• Task goal
What is the number of lines in the entries below that include the word "house"? Provide the number only.

• Supplied material
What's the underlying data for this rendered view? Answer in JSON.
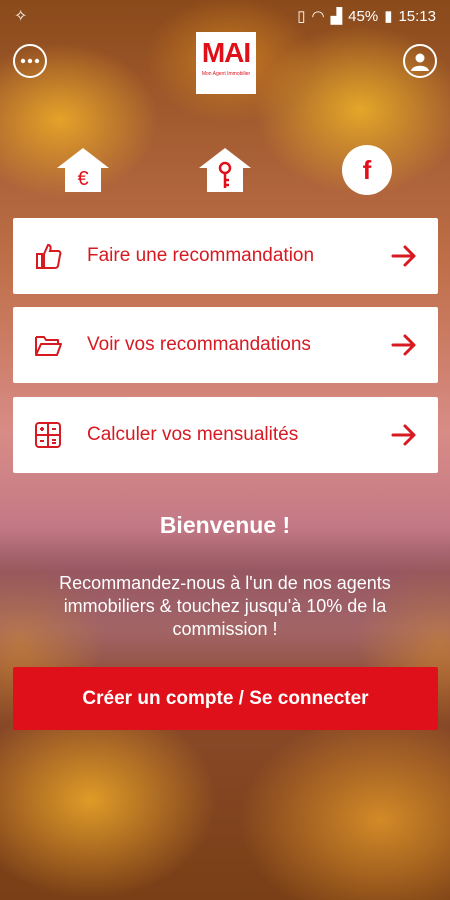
{
  "status_bar": {
    "battery_percent": "45%",
    "time": "15:13",
    "left_icon": "app-notification-icon"
  },
  "header": {
    "menu_icon": "more-horizontal-icon",
    "profile_icon": "user-icon",
    "logo_text": "MAI",
    "logo_subtitle": "Mon Agent Immobilier"
  },
  "quick_icons": [
    {
      "name": "euro-house-icon",
      "symbol": "€"
    },
    {
      "name": "key-house-icon"
    },
    {
      "name": "facebook-icon",
      "symbol": "f"
    }
  ],
  "menu_cards": [
    {
      "label": "Faire une recommandation",
      "icon": "thumbs-up-icon"
    },
    {
      "label": "Voir vos recommandations",
      "icon": "folder-open-icon"
    },
    {
      "label": "Calculer vos mensualités",
      "icon": "calculator-icon"
    }
  ],
  "welcome": {
    "title": "Bienvenue !",
    "text": "Recommandez-nous à l'un de nos agents immobiliers & touchez jusqu'à 10% de la commission !"
  },
  "cta": {
    "label": "Créer un compte / Se connecter"
  },
  "colors": {
    "accent": "#e0101a",
    "card_text": "#d71921"
  }
}
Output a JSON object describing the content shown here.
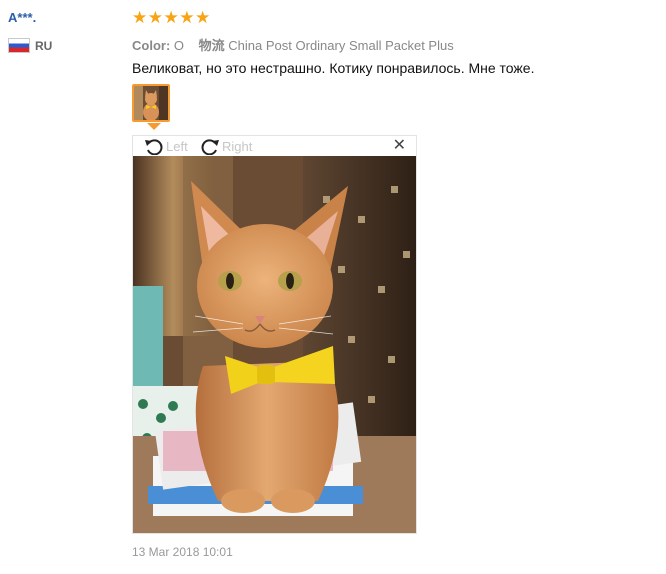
{
  "review": {
    "user_name": "A***.",
    "country": {
      "code": "RU",
      "flag_icon": "russia-flag-icon"
    },
    "rating": 5,
    "star_glyph": "★",
    "star_color": "#f7a415",
    "attributes": [
      {
        "label": "Color:",
        "value": "O"
      },
      {
        "label": "物流",
        "value": "China Post Ordinary Small Packet Plus"
      }
    ],
    "text": "Великоват, но это нестрашно. Котику понравилось. Мне тоже.",
    "date": "13 Mar 2018 10:01"
  },
  "viewer": {
    "rotate_left_label": "Left",
    "rotate_right_label": "Right",
    "close_glyph": "✕",
    "accent_color": "#f59b31"
  }
}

• Solution to the exercise
2